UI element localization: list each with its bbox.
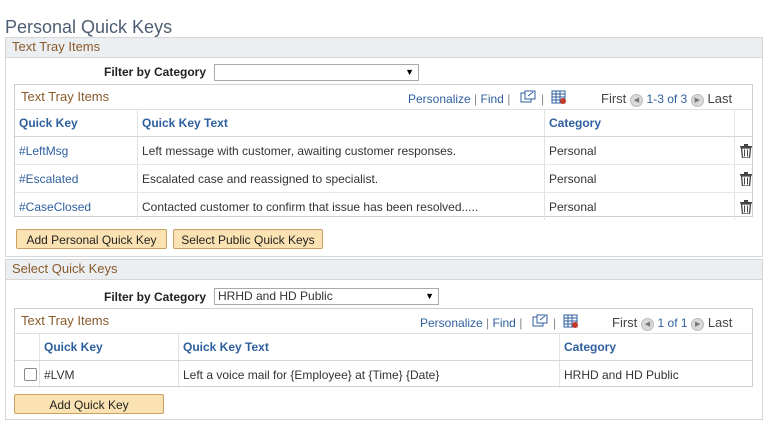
find-link[interactable]: Find: [493, 316, 516, 330]
add-quick-key-button[interactable]: Add Quick Key: [14, 394, 164, 414]
spreadsheet-download-icon[interactable]: [551, 90, 567, 105]
table-row: #Escalated Escalated case and reassigned…: [15, 164, 752, 193]
select-public-quick-keys-button[interactable]: Select Public Quick Keys: [173, 229, 323, 249]
personalize-link[interactable]: Personalize: [408, 92, 471, 106]
grid-title: Text Tray Items: [21, 89, 110, 104]
add-personal-quick-key-button[interactable]: Add Personal Quick Key: [16, 229, 167, 249]
select-keys-table: Quick Key Quick Key Text Category #LVM L…: [15, 334, 752, 388]
grid-header-bar: Text Tray Items Personalize | Find | | F…: [15, 85, 752, 110]
column-header-quick-key[interactable]: Quick Key: [39, 334, 179, 361]
quick-key-cell: #LVM: [39, 360, 179, 388]
table-row: #LeftMsg Left message with customer, awa…: [15, 136, 752, 165]
text-tray-section: Text Tray Items Filter by Category ▼ Tex…: [5, 37, 763, 257]
text-tray-section-title: Text Tray Items: [6, 38, 762, 58]
last-label[interactable]: Last: [707, 91, 732, 106]
column-header-category[interactable]: Category: [544, 110, 735, 137]
quick-key-text: Escalated case and reassigned to special…: [137, 164, 545, 193]
quick-key-text: Left message with customer, awaiting cus…: [137, 136, 545, 165]
filter-category-select[interactable]: ▼: [214, 64, 419, 81]
select-quick-keys-section: Select Quick Keys Filter by Category HRH…: [5, 259, 763, 420]
quick-key-link[interactable]: #LeftMsg: [15, 136, 138, 165]
chevron-down-icon: ▼: [405, 67, 414, 77]
filter-category-label: Filter by Category: [104, 290, 207, 304]
delete-row-button[interactable]: [734, 164, 752, 193]
previous-arrow-icon[interactable]: ◀: [640, 318, 654, 331]
delete-row-button[interactable]: [734, 136, 752, 165]
table-row: #LVM Left a voice mail for {Employee} at…: [15, 360, 752, 388]
category-cell: Personal: [544, 136, 735, 165]
column-header-quick-key-text[interactable]: Quick Key Text: [137, 110, 545, 137]
next-arrow-icon[interactable]: ▶: [691, 318, 705, 331]
next-arrow-icon[interactable]: ▶: [690, 94, 704, 107]
new-window-icon[interactable]: [532, 314, 548, 328]
trash-icon[interactable]: [739, 171, 752, 186]
grid-title: Text Tray Items: [21, 313, 110, 328]
column-header-delete: [734, 110, 752, 137]
category-cell: Personal: [544, 164, 735, 193]
filter-category-select[interactable]: HRHD and HD Public ▼: [214, 288, 439, 305]
previous-arrow-icon[interactable]: ◀: [629, 94, 643, 107]
first-label[interactable]: First: [612, 315, 637, 330]
row-range: 1-3 of 3: [646, 92, 688, 106]
column-header-select: [15, 334, 40, 361]
category-cell: HRHD and HD Public: [564, 367, 679, 382]
table-row: #CaseClosed Contacted customer to confir…: [15, 192, 753, 221]
find-link[interactable]: Find: [481, 92, 504, 106]
text-tray-table: Quick Key Quick Key Text Category #LeftM…: [15, 110, 752, 220]
trash-icon[interactable]: [739, 199, 752, 214]
quick-key-text: Contacted customer to confirm that issue…: [137, 192, 545, 220]
first-label[interactable]: First: [601, 91, 626, 106]
row-range: 1 of 1: [657, 316, 688, 330]
last-label[interactable]: Last: [708, 315, 733, 330]
quick-key-link[interactable]: #Escalated: [15, 164, 138, 193]
column-header-quick-key-text[interactable]: Quick Key Text: [178, 334, 560, 361]
spreadsheet-download-icon[interactable]: [563, 314, 579, 329]
column-header-category[interactable]: Category: [559, 334, 752, 361]
filter-category-value: HRHD and HD Public: [218, 289, 333, 303]
chevron-down-icon: ▼: [425, 291, 434, 301]
select-quick-keys-section-title: Select Quick Keys: [6, 260, 762, 280]
select-keys-grid: Text Tray Items Personalize | Find | | F…: [14, 308, 753, 388]
category-cell: Personal: [544, 192, 735, 220]
text-tray-grid: Text Tray Items Personalize | Find | | F…: [14, 84, 753, 220]
filter-category-label: Filter by Category: [104, 65, 207, 79]
grid-header-bar: Text Tray Items Personalize | Find | | F…: [15, 309, 752, 334]
quick-key-text: Left a voice mail for {Employee} at {Tim…: [178, 360, 560, 388]
trash-icon[interactable]: [739, 143, 752, 158]
quick-key-link[interactable]: #CaseClosed: [15, 192, 138, 220]
delete-row-button[interactable]: [735, 193, 753, 221]
new-window-icon[interactable]: [520, 90, 536, 104]
personalize-link[interactable]: Personalize: [420, 316, 483, 330]
row-select-checkbox[interactable]: [24, 368, 37, 381]
page-title: Personal Quick Keys: [5, 17, 173, 37]
row-select-cell: [15, 360, 40, 388]
column-header-quick-key[interactable]: Quick Key: [15, 110, 138, 137]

* _WHAT TO PRODUCE_
Reproduce all of the records above verbatim, line by line, and leave out the pictures.

* _ANSWER TO THIS PROBLEM_
UI element localization: list each with its bbox.
find-link[interactable]: Find: [493, 316, 516, 330]
add-quick-key-button[interactable]: Add Quick Key: [14, 394, 164, 414]
spreadsheet-download-icon[interactable]: [551, 90, 567, 105]
table-row: #Escalated Escalated case and reassigned…: [15, 164, 752, 193]
select-public-quick-keys-button[interactable]: Select Public Quick Keys: [173, 229, 323, 249]
personalize-link[interactable]: Personalize: [408, 92, 471, 106]
grid-title: Text Tray Items: [21, 89, 110, 104]
add-personal-quick-key-button[interactable]: Add Personal Quick Key: [16, 229, 167, 249]
select-keys-table: Quick Key Quick Key Text Category #LVM L…: [15, 334, 752, 388]
grid-header-bar: Text Tray Items Personalize | Find | | F…: [15, 85, 752, 110]
column-header-quick-key[interactable]: Quick Key: [39, 334, 179, 361]
quick-key-cell: #LVM: [39, 360, 179, 388]
table-row: #LeftMsg Left message with customer, awa…: [15, 136, 752, 165]
text-tray-section: Text Tray Items Filter by Category ▼ Tex…: [5, 37, 763, 257]
text-tray-section-title: Text Tray Items: [6, 38, 762, 58]
last-label[interactable]: Last: [707, 91, 732, 106]
column-header-category[interactable]: Category: [544, 110, 735, 137]
quick-key-text: Escalated case and reassigned to special…: [137, 164, 545, 193]
quick-key-text: Left message with customer, awaiting cus…: [137, 136, 545, 165]
filter-category-select[interactable]: ▼: [214, 64, 419, 81]
select-quick-keys-section: Select Quick Keys Filter by Category HRH…: [5, 259, 763, 420]
quick-key-link[interactable]: #LeftMsg: [15, 136, 138, 165]
chevron-down-icon: ▼: [405, 67, 414, 77]
filter-category-label: Filter by Category: [104, 290, 207, 304]
delete-row-button[interactable]: [734, 164, 752, 193]
previous-arrow-icon[interactable]: ◀: [640, 318, 654, 331]
delete-row-button[interactable]: [734, 136, 752, 165]
table-row: #LVM Left a voice mail for {Employee} at…: [15, 360, 752, 388]
category-cell: Personal: [544, 136, 735, 165]
column-header-quick-key-text[interactable]: Quick Key Text: [137, 110, 545, 137]
next-arrow-icon[interactable]: ▶: [691, 318, 705, 331]
next-arrow-icon[interactable]: ▶: [690, 94, 704, 107]
new-window-icon[interactable]: [532, 314, 548, 328]
trash-icon[interactable]: [739, 171, 752, 186]
grid-title: Text Tray Items: [21, 313, 110, 328]
column-header-delete: [734, 110, 752, 137]
category-cell: Personal: [544, 164, 735, 193]
filter-category-select[interactable]: HRHD and HD Public ▼: [214, 288, 439, 305]
previous-arrow-icon[interactable]: ◀: [629, 94, 643, 107]
first-label[interactable]: First: [612, 315, 637, 330]
row-range: 1-3 of 3: [646, 92, 688, 106]
column-header-select: [15, 334, 40, 361]
category-cell: HRHD and HD Public: [564, 367, 679, 382]
table-row: #CaseClosed Contacted customer to confir…: [15, 192, 753, 221]
find-link[interactable]: Find: [481, 92, 504, 106]
text-tray-table: Quick Key Quick Key Text Category #LeftM…: [15, 110, 752, 220]
trash-icon[interactable]: [739, 199, 752, 214]
quick-key-text: Contacted customer to confirm that issue…: [137, 192, 545, 220]
first-label[interactable]: First: [601, 91, 626, 106]
row-range: 1 of 1: [657, 316, 688, 330]
last-label[interactable]: Last: [708, 315, 733, 330]
quick-key-link[interactable]: #Escalated: [15, 164, 138, 193]
column-header-quick-key-text[interactable]: Quick Key Text: [178, 334, 560, 361]
spreadsheet-download-icon[interactable]: [563, 314, 579, 329]
column-header-category[interactable]: Category: [559, 334, 752, 361]
filter-category-value: HRHD and HD Public: [218, 289, 333, 303]
chevron-down-icon: ▼: [425, 291, 434, 301]
select-quick-keys-section-title: Select Quick Keys: [6, 260, 762, 280]
select-keys-grid: Text Tray Items Personalize | Find | | F…: [14, 308, 753, 388]
category-cell: Personal: [544, 192, 735, 220]
text-tray-grid: Text Tray Items Personalize | Find | | F…: [14, 84, 753, 220]
filter-category-label: Filter by Category: [104, 65, 207, 79]
grid-header-bar: Text Tray Items Personalize | Find | | F…: [15, 309, 752, 334]
quick-key-text: Left a voice mail for {Employee} at {Tim…: [178, 360, 560, 388]
trash-icon[interactable]: [739, 143, 752, 158]
quick-key-link[interactable]: #CaseClosed: [15, 192, 138, 220]
delete-row-button[interactable]: [735, 193, 753, 221]
new-window-icon[interactable]: [520, 90, 536, 104]
personalize-link[interactable]: Personalize: [420, 316, 483, 330]
row-select-checkbox[interactable]: [24, 368, 37, 381]
page-title: Personal Quick Keys: [5, 17, 173, 37]
row-select-cell: [15, 360, 40, 388]
column-header-quick-key[interactable]: Quick Key: [15, 110, 138, 137]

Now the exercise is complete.